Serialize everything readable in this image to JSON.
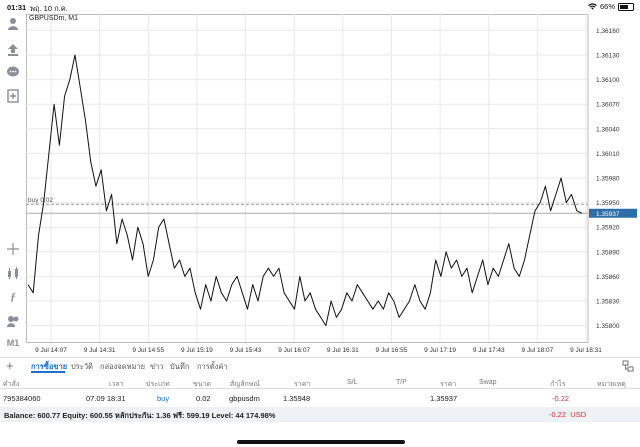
{
  "status_bar": {
    "time": "01:31",
    "date": "พฤ. 10 ก.ค.",
    "battery": "66%",
    "battery_level": 0.66
  },
  "chart": {
    "symbol_title": "GBPUSDm, M1",
    "position_line_label": "buy 0.02",
    "current_price": "1.35937",
    "price_levels": [
      "1.36160",
      "1.36130",
      "1.36100",
      "1.36070",
      "1.36040",
      "1.36010",
      "1.35980",
      "1.35950",
      "1.35920",
      "1.35890",
      "1.35860",
      "1.35830",
      "1.35800"
    ],
    "time_labels": [
      "9 Jul 14:07",
      "9 Jul 14:31",
      "9 Jul 14:55",
      "9 Jul 15:19",
      "9 Jul 15:43",
      "9 Jul 16:07",
      "9 Jul 16:31",
      "9 Jul 16:55",
      "9 Jul 17:19",
      "9 Jul 17:43",
      "9 Jul 18:07",
      "9 Jul 18:31"
    ],
    "colors": {
      "line": "#111111",
      "grid": "#e9e9e9",
      "position_line": "#9a9a9a",
      "price_tag_bg": "#2d6ea8"
    }
  },
  "toolbar": {
    "icons": [
      "crosshair-cursor-icon",
      "arrow-tool-icon",
      "chat-icon",
      "new-chart-icon",
      "crosshair-icon",
      "indicators-icon",
      "function-icon",
      "objects-icon"
    ],
    "timeframe": "M1"
  },
  "tabs": {
    "items": [
      "การซื้อขาย",
      "ประวัติ",
      "กล่องจดหมาย",
      "ข่าว",
      "บันทึก",
      "การตั้งค่า"
    ],
    "active_index": 0
  },
  "table": {
    "headers": [
      "คำสั่ง",
      "เวลา",
      "ประเภท",
      "ขนาด",
      "สัญลักษณ์",
      "ราคา",
      "S/L",
      "T/P",
      "ราคา",
      "Swap",
      "กำไร",
      "หมายเหตุ"
    ],
    "rows": [
      {
        "order": "795384060",
        "time": "07.09 18:31",
        "type": "buy",
        "size": "0.02",
        "symbol": "gbpusdm",
        "open_price": "1.35948",
        "sl": "",
        "tp": "",
        "price": "1.35937",
        "swap": "",
        "profit": "-0.22",
        "comment": ""
      }
    ]
  },
  "footer": {
    "balance_text": "Balance: 600.77 Equity: 600.55 หลักประกัน: 1.36 ฟรี: 599.19 Level: 44 174.98%",
    "total_profit": "-0.22",
    "currency": "USD"
  },
  "chart_data": {
    "type": "line",
    "x_labels": [
      "9 Jul 14:07",
      "9 Jul 14:31",
      "9 Jul 14:55",
      "9 Jul 15:19",
      "9 Jul 15:43",
      "9 Jul 16:07",
      "9 Jul 16:31",
      "9 Jul 16:55",
      "9 Jul 17:19",
      "9 Jul 17:43",
      "9 Jul 18:07",
      "9 Jul 18:31"
    ],
    "ylim": [
      1.3578,
      1.3618
    ],
    "position_line": 1.35948,
    "current_price": 1.35937,
    "series": [
      {
        "values": [
          1.3585,
          1.3584,
          1.3591,
          1.3595,
          1.3601,
          1.3607,
          1.3602,
          1.3608,
          1.361,
          1.3613,
          1.3609,
          1.3605,
          1.36,
          1.3597,
          1.3599,
          1.3594,
          1.3596,
          1.359,
          1.3593,
          1.3591,
          1.3588,
          1.3592,
          1.359,
          1.3586,
          1.3588,
          1.3592,
          1.3593,
          1.359,
          1.3587,
          1.3588,
          1.3586,
          1.3587,
          1.3584,
          1.3582,
          1.3585,
          1.3583,
          1.3586,
          1.3584,
          1.3583,
          1.3585,
          1.3586,
          1.3584,
          1.3582,
          1.3585,
          1.3583,
          1.3586,
          1.3587,
          1.3586,
          1.3587,
          1.3584,
          1.3583,
          1.3582,
          1.3586,
          1.3583,
          1.3584,
          1.3582,
          1.3581,
          1.358,
          1.3583,
          1.3581,
          1.3582,
          1.3584,
          1.3583,
          1.3585,
          1.3584,
          1.3583,
          1.3582,
          1.3583,
          1.3582,
          1.3584,
          1.3583,
          1.3581,
          1.3582,
          1.3583,
          1.3585,
          1.3583,
          1.3582,
          1.3584,
          1.3588,
          1.3586,
          1.3589,
          1.3587,
          1.3588,
          1.3586,
          1.3587,
          1.3584,
          1.3586,
          1.3588,
          1.3585,
          1.3587,
          1.3586,
          1.3588,
          1.359,
          1.3587,
          1.3586,
          1.3588,
          1.3591,
          1.3594,
          1.3595,
          1.3597,
          1.3594,
          1.3596,
          1.3598,
          1.3595,
          1.3596,
          1.3594,
          1.35937
        ]
      }
    ]
  }
}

★ ★ ★

## Problem to work on:
Select, from the listing, all lines that include the word "crosshair".

## The solution:
      "crosshair-cursor-icon",
      "crosshair-icon",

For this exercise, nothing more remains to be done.